WHAT NEEDS TO BE DONE: From the entries below, gather each line containing the word "Raia".

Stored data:
----
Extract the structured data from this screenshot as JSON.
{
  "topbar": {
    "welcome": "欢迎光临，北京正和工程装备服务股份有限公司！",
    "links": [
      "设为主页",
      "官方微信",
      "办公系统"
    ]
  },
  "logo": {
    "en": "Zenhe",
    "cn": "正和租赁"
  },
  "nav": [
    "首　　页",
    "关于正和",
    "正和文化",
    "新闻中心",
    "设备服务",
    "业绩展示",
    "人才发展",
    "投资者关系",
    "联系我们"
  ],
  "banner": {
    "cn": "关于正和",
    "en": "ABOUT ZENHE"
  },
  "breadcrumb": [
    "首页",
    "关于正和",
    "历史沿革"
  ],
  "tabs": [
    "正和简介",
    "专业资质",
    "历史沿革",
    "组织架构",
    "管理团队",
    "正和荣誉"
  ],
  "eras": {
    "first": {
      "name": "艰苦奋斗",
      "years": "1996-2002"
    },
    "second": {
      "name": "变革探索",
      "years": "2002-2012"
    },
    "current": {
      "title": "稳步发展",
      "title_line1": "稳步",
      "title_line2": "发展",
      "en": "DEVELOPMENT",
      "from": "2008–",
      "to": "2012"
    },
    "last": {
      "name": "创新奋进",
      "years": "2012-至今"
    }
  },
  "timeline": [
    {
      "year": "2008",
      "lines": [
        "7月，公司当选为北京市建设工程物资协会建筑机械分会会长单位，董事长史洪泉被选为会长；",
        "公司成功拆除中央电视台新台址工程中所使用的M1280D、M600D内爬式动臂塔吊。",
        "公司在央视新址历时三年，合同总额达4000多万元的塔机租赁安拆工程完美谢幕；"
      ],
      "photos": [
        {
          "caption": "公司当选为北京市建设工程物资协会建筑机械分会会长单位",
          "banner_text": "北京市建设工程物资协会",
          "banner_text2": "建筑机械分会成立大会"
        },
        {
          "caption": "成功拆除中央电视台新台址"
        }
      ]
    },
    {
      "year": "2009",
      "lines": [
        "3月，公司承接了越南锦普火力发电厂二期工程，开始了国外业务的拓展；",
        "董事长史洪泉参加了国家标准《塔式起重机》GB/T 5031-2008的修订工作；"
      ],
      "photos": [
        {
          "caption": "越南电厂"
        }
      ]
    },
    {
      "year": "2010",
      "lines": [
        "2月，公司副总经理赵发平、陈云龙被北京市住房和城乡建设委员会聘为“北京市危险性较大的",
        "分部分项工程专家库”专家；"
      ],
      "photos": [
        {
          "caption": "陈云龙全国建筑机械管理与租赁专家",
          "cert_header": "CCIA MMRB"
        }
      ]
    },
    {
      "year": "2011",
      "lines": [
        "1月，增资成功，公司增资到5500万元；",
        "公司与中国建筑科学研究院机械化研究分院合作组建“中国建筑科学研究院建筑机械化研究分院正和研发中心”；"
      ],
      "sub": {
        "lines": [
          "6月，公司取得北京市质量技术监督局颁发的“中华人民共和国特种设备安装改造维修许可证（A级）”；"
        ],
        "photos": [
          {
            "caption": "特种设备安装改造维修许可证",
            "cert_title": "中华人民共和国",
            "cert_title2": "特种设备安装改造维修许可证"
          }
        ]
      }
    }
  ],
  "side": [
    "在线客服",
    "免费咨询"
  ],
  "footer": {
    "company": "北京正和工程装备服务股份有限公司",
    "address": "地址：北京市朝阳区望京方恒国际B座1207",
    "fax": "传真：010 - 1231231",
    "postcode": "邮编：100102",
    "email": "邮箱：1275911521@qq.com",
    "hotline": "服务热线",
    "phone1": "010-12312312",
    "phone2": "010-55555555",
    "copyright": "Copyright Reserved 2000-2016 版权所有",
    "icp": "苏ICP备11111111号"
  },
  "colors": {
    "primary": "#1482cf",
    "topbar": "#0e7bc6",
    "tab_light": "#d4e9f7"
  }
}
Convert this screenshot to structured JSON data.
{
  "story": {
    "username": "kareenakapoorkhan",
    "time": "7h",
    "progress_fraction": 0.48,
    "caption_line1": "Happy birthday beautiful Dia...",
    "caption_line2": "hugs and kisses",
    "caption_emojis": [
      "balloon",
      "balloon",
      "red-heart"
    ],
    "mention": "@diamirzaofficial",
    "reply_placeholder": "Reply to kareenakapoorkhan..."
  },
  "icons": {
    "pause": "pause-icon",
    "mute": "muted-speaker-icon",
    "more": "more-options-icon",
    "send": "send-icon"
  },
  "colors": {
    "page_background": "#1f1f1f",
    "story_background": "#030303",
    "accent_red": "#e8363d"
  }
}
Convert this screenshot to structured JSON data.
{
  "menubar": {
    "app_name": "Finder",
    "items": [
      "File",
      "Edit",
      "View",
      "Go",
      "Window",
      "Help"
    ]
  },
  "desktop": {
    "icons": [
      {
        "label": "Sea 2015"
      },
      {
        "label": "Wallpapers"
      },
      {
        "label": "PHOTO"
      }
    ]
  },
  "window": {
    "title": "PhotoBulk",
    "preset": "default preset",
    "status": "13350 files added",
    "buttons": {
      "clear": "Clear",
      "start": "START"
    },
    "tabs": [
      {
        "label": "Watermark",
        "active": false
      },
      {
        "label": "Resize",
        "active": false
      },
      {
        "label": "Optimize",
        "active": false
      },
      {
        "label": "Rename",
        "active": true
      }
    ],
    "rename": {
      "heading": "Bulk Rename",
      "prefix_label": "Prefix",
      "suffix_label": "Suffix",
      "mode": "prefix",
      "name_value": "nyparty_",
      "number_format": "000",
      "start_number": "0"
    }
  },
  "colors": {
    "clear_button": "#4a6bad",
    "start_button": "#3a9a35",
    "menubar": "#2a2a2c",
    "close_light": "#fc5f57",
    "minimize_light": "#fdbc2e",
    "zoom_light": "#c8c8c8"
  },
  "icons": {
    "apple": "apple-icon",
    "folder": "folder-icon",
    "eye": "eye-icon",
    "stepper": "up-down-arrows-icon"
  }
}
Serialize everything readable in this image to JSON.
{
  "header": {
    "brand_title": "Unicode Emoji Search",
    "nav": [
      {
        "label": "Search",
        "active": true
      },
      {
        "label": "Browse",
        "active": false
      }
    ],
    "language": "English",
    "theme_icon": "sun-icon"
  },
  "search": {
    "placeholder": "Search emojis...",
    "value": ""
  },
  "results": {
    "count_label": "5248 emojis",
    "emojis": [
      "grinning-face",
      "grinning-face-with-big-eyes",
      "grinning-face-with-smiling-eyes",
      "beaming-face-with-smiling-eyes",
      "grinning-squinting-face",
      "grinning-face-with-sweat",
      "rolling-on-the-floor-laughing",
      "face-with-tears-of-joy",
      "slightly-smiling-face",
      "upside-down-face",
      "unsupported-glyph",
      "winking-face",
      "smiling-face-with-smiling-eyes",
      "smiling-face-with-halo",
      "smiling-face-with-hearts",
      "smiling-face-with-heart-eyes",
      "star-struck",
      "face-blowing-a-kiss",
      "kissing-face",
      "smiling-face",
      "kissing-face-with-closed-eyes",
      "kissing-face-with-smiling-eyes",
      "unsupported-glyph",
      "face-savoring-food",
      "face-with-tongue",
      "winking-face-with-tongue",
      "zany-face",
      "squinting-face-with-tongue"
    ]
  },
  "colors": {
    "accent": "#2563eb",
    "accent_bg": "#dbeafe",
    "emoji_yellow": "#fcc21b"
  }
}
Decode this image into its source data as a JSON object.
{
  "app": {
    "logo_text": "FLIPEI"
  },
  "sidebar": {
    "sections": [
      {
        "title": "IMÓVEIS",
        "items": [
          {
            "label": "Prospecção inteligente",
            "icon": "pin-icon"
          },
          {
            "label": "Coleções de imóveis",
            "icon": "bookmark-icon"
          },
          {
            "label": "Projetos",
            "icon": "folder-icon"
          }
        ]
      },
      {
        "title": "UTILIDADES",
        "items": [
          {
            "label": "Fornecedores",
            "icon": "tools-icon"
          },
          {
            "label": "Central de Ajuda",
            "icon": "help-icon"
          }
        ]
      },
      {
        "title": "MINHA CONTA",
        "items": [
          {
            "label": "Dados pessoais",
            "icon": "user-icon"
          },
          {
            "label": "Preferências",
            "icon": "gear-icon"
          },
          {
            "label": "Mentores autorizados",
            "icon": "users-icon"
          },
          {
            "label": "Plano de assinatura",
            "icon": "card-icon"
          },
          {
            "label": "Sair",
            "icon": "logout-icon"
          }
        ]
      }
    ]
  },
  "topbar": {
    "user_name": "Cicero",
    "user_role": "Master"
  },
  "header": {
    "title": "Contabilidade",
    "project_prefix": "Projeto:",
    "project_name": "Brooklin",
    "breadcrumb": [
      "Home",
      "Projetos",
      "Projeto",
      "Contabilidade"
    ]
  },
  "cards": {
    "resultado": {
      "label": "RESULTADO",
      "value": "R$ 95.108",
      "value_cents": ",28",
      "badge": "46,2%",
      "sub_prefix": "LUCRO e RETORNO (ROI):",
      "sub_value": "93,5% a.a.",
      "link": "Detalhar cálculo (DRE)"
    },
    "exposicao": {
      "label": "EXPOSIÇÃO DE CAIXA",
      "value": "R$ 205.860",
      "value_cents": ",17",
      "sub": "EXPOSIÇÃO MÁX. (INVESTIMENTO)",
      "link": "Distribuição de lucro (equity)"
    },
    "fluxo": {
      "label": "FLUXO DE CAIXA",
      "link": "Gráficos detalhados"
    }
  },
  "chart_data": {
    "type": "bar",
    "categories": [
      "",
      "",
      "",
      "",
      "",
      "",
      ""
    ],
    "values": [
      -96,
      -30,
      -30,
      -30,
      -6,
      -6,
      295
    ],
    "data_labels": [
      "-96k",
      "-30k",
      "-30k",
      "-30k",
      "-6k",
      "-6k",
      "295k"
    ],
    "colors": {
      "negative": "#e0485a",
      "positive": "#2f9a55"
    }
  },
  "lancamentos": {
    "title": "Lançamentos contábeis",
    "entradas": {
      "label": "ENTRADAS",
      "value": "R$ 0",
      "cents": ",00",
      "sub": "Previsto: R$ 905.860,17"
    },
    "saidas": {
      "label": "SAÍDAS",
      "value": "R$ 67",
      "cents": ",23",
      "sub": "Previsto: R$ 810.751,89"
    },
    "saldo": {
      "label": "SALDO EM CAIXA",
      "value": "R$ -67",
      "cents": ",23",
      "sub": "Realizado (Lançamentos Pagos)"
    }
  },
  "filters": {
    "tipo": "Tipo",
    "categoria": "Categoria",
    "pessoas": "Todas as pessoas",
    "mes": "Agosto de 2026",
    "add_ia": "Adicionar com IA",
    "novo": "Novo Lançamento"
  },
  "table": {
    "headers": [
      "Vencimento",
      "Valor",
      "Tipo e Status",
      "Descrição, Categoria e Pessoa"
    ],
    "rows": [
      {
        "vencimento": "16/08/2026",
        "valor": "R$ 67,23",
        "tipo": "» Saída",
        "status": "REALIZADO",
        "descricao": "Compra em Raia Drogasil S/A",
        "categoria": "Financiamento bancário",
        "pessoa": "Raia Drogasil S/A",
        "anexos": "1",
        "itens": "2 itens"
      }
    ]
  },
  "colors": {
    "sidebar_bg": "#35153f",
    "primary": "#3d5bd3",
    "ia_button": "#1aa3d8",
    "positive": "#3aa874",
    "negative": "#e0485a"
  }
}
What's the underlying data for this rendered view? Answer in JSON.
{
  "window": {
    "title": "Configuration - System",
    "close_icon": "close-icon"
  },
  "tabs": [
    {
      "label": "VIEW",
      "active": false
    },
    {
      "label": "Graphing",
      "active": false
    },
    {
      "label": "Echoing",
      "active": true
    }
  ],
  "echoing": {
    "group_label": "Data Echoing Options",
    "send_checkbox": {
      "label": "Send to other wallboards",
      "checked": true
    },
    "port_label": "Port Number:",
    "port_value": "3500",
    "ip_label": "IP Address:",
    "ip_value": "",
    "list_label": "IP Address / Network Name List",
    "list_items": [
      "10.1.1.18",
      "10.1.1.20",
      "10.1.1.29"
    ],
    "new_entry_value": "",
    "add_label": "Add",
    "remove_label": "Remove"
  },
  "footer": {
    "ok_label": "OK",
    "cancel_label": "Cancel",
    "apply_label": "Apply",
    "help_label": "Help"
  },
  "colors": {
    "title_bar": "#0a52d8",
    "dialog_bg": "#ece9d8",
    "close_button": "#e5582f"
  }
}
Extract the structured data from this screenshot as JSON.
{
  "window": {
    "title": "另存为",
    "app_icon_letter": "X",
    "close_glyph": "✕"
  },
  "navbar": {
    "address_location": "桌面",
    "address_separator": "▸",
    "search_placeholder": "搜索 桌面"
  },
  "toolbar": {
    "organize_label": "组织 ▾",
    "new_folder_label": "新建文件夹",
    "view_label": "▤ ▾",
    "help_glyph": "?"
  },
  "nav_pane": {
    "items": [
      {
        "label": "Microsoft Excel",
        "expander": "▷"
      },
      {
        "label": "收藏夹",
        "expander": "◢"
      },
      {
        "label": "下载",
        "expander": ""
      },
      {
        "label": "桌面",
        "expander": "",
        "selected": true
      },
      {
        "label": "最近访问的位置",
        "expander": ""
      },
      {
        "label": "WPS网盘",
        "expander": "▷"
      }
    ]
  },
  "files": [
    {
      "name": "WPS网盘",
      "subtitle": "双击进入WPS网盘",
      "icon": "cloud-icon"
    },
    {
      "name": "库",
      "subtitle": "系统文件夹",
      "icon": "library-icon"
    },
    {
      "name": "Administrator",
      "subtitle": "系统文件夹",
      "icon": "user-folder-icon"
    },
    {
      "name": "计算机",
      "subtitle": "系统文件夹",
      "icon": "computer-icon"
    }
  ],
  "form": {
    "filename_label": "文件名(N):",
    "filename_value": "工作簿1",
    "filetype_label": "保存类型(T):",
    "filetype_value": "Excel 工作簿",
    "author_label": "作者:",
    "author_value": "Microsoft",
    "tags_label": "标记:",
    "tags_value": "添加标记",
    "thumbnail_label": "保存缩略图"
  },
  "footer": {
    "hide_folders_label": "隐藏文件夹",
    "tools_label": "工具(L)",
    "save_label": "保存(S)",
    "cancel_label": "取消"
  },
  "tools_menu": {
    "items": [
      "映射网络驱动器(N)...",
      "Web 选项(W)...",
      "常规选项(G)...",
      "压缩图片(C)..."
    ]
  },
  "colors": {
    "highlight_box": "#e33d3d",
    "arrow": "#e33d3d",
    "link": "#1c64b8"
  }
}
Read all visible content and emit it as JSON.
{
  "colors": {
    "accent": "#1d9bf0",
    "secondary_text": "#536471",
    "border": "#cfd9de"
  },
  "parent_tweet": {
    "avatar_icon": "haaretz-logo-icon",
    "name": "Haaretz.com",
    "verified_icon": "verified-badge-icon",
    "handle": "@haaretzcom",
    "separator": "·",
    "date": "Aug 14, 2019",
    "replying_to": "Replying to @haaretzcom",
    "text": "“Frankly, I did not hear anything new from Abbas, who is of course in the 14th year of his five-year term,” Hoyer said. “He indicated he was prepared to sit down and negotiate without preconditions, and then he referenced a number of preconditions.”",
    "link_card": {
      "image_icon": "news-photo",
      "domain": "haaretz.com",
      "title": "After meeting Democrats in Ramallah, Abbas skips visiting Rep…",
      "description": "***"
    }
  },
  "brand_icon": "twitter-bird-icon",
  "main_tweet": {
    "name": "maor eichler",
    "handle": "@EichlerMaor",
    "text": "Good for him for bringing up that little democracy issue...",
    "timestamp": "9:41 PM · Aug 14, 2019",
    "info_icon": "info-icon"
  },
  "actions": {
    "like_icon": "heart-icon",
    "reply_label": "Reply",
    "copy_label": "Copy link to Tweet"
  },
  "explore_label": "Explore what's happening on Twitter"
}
----
PROBLEM SOLUTION:
        "descricao": "Compra em Raia Drogasil S/A",
        "pessoa": "Raia Drogasil S/A",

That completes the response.